Images must not appear in your copy; reproduce every other part of the records exactly.
━━ ROWS ━━
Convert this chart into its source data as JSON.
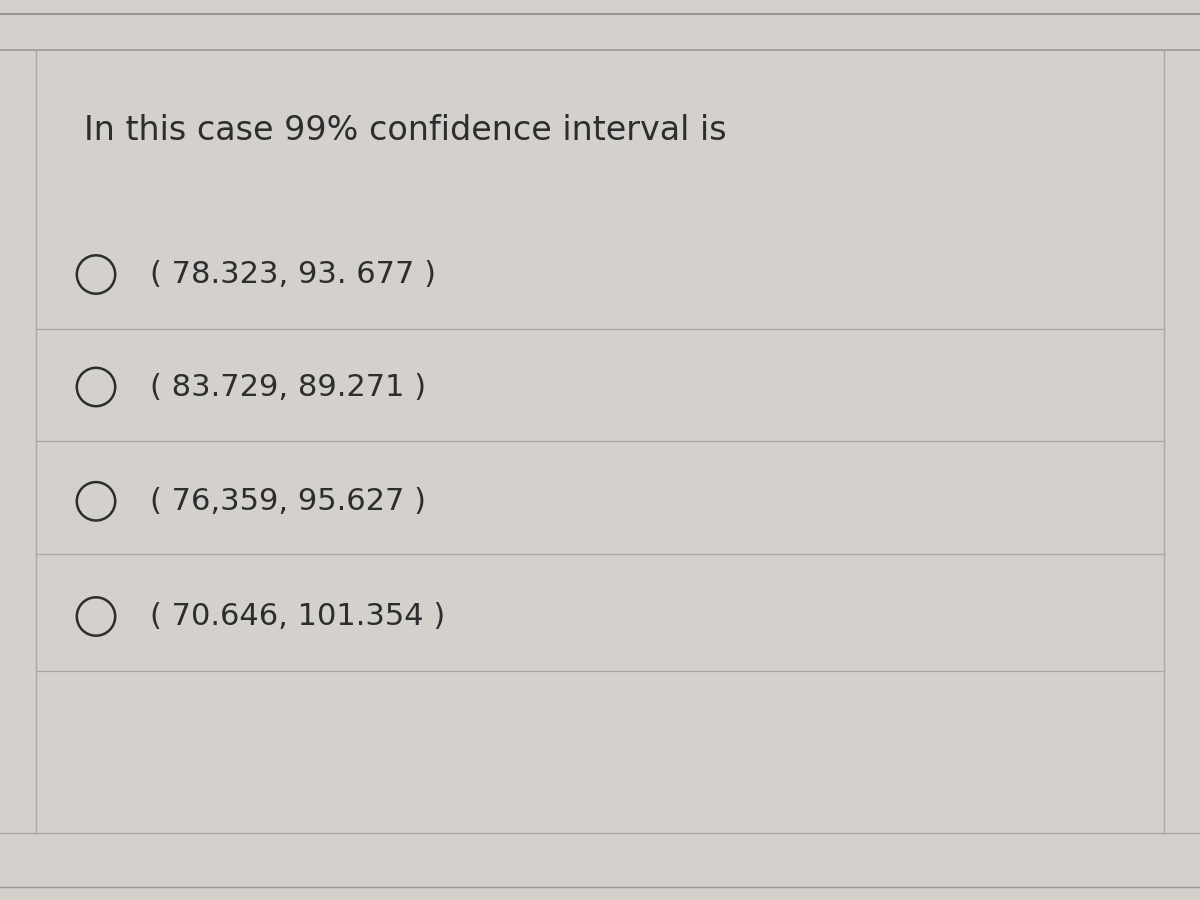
{
  "title": "In this case 99% confidence interval is",
  "options": [
    "( 78.323, 93. 677 )",
    "( 83.729, 89.271 )",
    "( 76,359, 95.627 )",
    "( 70.646, 101.354 )"
  ],
  "bg_color": "#d4d1cc",
  "line_color": "#aaa8a4",
  "title_color": "#2b2d2f",
  "option_color": "#2b2d2f",
  "title_fontsize": 24,
  "option_fontsize": 22,
  "top_border_color": "#999795",
  "bottom_border_color": "#c8c5c0"
}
━━━
ANSWER →
Convert this chart into its source data as JSON.
{
  "title": "In this case 99% confidence interval is",
  "options": [
    "( 78.323, 93. 677 )",
    "( 83.729, 89.271 )",
    "( 76,359, 95.627 )",
    "( 70.646, 101.354 )"
  ],
  "bg_color": "#d4d1cc",
  "line_color": "#aaa8a4",
  "title_color": "#2b2d2f",
  "option_color": "#2b2d2f",
  "title_fontsize": 24,
  "option_fontsize": 22,
  "top_border_color": "#999795",
  "bottom_border_color": "#c8c5c0"
}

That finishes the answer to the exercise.